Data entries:
## start
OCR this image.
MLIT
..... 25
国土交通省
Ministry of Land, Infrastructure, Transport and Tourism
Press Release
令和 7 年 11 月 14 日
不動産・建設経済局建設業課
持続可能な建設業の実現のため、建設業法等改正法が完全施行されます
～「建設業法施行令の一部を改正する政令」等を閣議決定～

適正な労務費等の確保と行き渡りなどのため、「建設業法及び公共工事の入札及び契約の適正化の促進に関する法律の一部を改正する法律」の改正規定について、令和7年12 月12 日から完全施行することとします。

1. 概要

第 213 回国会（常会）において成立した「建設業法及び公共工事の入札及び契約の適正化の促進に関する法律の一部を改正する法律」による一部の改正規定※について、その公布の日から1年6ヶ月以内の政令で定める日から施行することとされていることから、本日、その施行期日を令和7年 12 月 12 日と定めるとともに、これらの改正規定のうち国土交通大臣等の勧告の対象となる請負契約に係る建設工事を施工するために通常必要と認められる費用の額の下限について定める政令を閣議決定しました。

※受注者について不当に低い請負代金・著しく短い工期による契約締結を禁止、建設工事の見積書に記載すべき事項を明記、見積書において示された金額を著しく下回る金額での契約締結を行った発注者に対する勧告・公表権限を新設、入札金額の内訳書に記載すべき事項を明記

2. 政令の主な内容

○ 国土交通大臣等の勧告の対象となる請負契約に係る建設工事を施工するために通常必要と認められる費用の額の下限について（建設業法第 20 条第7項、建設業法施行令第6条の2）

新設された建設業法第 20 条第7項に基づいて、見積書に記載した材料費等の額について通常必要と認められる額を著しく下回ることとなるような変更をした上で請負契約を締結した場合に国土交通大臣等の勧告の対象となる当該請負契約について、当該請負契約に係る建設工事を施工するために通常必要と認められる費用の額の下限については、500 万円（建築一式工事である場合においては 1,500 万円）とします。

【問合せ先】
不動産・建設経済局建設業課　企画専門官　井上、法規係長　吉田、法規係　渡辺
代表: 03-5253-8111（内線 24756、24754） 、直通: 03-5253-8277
## end
Set out the complete listing exactly as shown.

OCR this image.
MLIT
..... 25
国土交通省
Ministry of Land, Infrastructure, Transport and Tourism
Press Release
令和 7 年 11 月 14 日
不動産・建設経済局建設業課
持続可能な建設業の実現のため、建設業法等改正法が完全施行されます
～「建設業法施行令の一部を改正する政令」等を閣議決定～

適正な労務費等の確保と行き渡りなどのため、「建設業法及び公共工事の入札及び契約の適正化の促進に関する法律の一部を改正する法律」の改正規定について、令和7年12 月12 日から完全施行することとします。

1. 概要

第 213 回国会（常会）において成立した「建設業法及び公共工事の入札及び契約の適正化の促進に関する法律の一部を改正する法律」による一部の改正規定※について、その公布の日から1年6ヶ月以内の政令で定める日から施行することとされていることから、本日、その施行期日を令和7年 12 月 12 日と定めるとともに、これらの改正規定のうち国土交通大臣等の勧告の対象となる請負契約に係る建設工事を施工するために通常必要と認められる費用の額の下限について定める政令を閣議決定しました。

※受注者について不当に低い請負代金・著しく短い工期による契約締結を禁止、建設工事の見積書に記載すべき事項を明記、見積書において示された金額を著しく下回る金額での契約締結を行った発注者に対する勧告・公表権限を新設、入札金額の内訳書に記載すべき事項を明記

2. 政令の主な内容

○ 国土交通大臣等の勧告の対象となる請負契約に係る建設工事を施工するために通常必要と認められる費用の額の下限について（建設業法第 20 条第7項、建設業法施行令第6条の2）

新設された建設業法第 20 条第7項に基づいて、見積書に記載した材料費等の額について通常必要と認められる額を著しく下回ることとなるような変更をした上で請負契約を締結した場合に国土交通大臣等の勧告の対象となる当該請負契約について、当該請負契約に係る建設工事を施工するために通常必要と認められる費用の額の下限については、500 万円（建築一式工事である場合においては 1,500 万円）とします。

【問合せ先】
不動産・建設経済局建設業課　企画専門官　井上、法規係長　吉田、法規係　渡辺
代表: 03-5253-8111（内線 24756、24754） 、直通: 03-5253-8277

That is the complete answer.